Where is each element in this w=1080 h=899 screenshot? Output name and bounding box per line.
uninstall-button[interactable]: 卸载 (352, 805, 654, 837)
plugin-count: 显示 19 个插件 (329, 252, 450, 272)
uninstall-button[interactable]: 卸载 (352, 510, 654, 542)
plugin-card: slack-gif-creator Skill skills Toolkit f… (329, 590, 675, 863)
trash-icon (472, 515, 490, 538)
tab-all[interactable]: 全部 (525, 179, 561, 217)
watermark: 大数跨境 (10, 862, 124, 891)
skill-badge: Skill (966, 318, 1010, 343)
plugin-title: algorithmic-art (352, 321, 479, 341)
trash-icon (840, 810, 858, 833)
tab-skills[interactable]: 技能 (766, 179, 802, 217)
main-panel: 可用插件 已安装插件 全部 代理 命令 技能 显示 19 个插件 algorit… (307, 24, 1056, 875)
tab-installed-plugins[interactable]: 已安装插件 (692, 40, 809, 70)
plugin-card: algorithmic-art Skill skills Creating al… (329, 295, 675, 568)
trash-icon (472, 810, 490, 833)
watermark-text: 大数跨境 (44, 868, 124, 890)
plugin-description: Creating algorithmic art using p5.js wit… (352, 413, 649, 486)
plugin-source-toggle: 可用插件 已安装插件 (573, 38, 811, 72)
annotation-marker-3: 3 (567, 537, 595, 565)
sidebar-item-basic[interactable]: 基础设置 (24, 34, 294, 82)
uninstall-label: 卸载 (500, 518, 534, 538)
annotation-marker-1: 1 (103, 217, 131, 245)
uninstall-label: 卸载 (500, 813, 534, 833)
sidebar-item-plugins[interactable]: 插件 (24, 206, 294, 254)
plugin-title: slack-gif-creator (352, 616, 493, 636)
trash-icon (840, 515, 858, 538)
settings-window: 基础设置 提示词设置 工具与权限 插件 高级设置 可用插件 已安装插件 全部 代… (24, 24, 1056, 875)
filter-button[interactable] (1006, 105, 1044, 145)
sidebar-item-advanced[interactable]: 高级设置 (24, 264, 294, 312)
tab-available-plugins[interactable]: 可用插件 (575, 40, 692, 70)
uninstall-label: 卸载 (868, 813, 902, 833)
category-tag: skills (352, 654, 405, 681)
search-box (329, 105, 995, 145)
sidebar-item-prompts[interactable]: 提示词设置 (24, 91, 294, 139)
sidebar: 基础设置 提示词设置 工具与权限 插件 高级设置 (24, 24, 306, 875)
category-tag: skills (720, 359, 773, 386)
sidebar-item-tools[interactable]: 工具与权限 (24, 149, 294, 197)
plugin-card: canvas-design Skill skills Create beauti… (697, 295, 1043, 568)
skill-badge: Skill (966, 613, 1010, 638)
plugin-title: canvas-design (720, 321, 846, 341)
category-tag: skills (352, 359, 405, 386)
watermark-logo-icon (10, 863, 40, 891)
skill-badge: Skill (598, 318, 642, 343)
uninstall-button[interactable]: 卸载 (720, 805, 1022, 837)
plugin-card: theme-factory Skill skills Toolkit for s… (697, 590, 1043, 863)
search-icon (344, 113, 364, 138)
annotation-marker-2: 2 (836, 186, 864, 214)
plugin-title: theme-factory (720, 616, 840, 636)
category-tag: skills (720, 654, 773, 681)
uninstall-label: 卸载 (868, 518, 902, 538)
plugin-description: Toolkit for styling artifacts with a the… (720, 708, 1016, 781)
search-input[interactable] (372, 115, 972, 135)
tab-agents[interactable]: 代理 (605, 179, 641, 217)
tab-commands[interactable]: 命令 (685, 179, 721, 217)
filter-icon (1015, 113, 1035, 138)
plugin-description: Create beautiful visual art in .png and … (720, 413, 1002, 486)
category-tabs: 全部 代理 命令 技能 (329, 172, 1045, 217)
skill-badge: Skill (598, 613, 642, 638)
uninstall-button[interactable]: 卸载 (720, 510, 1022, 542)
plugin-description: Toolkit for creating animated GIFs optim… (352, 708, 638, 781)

++++++++++++++++++++

WHAT YOU NEED TO DO
Rewrite the data above, swapping every "plugin-card" for "extension-card" and leaving everything else unchanged.

RESULT OF THIS TASK
Where is each element in this w=1080 h=899 screenshot? Output name and bounding box per line.
uninstall-button[interactable]: 卸载 (352, 805, 654, 837)
plugin-count: 显示 19 个插件 (329, 252, 450, 272)
uninstall-button[interactable]: 卸载 (352, 510, 654, 542)
extension-card: slack-gif-creator Skill skills Toolkit f… (329, 590, 675, 863)
trash-icon (472, 515, 490, 538)
tab-all[interactable]: 全部 (525, 179, 561, 217)
watermark: 大数跨境 (10, 862, 124, 891)
skill-badge: Skill (966, 318, 1010, 343)
plugin-title: algorithmic-art (352, 321, 479, 341)
trash-icon (840, 810, 858, 833)
tab-skills[interactable]: 技能 (766, 179, 802, 217)
main-panel: 可用插件 已安装插件 全部 代理 命令 技能 显示 19 个插件 algorit… (307, 24, 1056, 875)
tab-installed-plugins[interactable]: 已安装插件 (692, 40, 809, 70)
extension-card: algorithmic-art Skill skills Creating al… (329, 295, 675, 568)
trash-icon (472, 810, 490, 833)
watermark-text: 大数跨境 (44, 868, 124, 890)
plugin-description: Creating algorithmic art using p5.js wit… (352, 413, 649, 486)
plugin-source-toggle: 可用插件 已安装插件 (573, 38, 811, 72)
annotation-marker-3: 3 (567, 537, 595, 565)
sidebar-item-basic[interactable]: 基础设置 (24, 34, 294, 82)
uninstall-label: 卸载 (500, 518, 534, 538)
annotation-marker-1: 1 (103, 217, 131, 245)
uninstall-label: 卸载 (500, 813, 534, 833)
sidebar-item-plugins[interactable]: 插件 (24, 206, 294, 254)
plugin-title: slack-gif-creator (352, 616, 493, 636)
trash-icon (840, 515, 858, 538)
settings-window: 基础设置 提示词设置 工具与权限 插件 高级设置 可用插件 已安装插件 全部 代… (24, 24, 1056, 875)
filter-button[interactable] (1006, 105, 1044, 145)
sidebar-item-advanced[interactable]: 高级设置 (24, 264, 294, 312)
tab-available-plugins[interactable]: 可用插件 (575, 40, 692, 70)
uninstall-label: 卸载 (868, 813, 902, 833)
category-tag: skills (352, 654, 405, 681)
search-box (329, 105, 995, 145)
sidebar-item-prompts[interactable]: 提示词设置 (24, 91, 294, 139)
sidebar: 基础设置 提示词设置 工具与权限 插件 高级设置 (24, 24, 306, 875)
category-tag: skills (720, 359, 773, 386)
sidebar-item-tools[interactable]: 工具与权限 (24, 149, 294, 197)
extension-card: canvas-design Skill skills Create beauti… (697, 295, 1043, 568)
skill-badge: Skill (966, 613, 1010, 638)
plugin-title: canvas-design (720, 321, 846, 341)
category-tag: skills (352, 359, 405, 386)
watermark-logo-icon (10, 863, 40, 891)
skill-badge: Skill (598, 318, 642, 343)
uninstall-button[interactable]: 卸载 (720, 805, 1022, 837)
extension-card: theme-factory Skill skills Toolkit for s… (697, 590, 1043, 863)
search-icon (344, 113, 364, 138)
annotation-marker-2: 2 (836, 186, 864, 214)
plugin-title: theme-factory (720, 616, 840, 636)
category-tag: skills (720, 654, 773, 681)
uninstall-label: 卸载 (868, 518, 902, 538)
plugin-description: Toolkit for styling artifacts with a the… (720, 708, 1016, 781)
search-input[interactable] (372, 115, 972, 135)
tab-agents[interactable]: 代理 (605, 179, 641, 217)
tab-commands[interactable]: 命令 (685, 179, 721, 217)
filter-icon (1015, 113, 1035, 138)
plugin-description: Create beautiful visual art in .png and … (720, 413, 1002, 486)
category-tabs: 全部 代理 命令 技能 (329, 172, 1045, 217)
skill-badge: Skill (598, 613, 642, 638)
uninstall-button[interactable]: 卸载 (720, 510, 1022, 542)
plugin-description: Toolkit for creating animated GIFs optim… (352, 708, 638, 781)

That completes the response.